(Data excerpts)

☆ ☆ ☆ ☆

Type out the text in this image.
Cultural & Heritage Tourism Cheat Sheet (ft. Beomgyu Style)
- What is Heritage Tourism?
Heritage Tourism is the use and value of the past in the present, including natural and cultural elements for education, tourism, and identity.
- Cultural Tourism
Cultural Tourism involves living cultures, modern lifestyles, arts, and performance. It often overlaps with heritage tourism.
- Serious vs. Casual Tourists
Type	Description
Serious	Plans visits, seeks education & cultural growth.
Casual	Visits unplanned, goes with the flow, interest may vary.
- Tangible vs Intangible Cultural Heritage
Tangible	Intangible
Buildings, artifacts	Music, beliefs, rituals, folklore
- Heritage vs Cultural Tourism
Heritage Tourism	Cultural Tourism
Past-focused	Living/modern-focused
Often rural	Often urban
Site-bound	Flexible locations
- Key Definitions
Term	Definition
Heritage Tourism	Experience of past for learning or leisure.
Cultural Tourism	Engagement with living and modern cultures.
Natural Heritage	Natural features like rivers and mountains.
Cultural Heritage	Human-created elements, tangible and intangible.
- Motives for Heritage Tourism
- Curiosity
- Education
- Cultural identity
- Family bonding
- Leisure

☆ ☆ ☆ ☆

§ What to work on: Only the number should be given: how many lines of the data contain the word "Type"?

§ Exercise answer: 2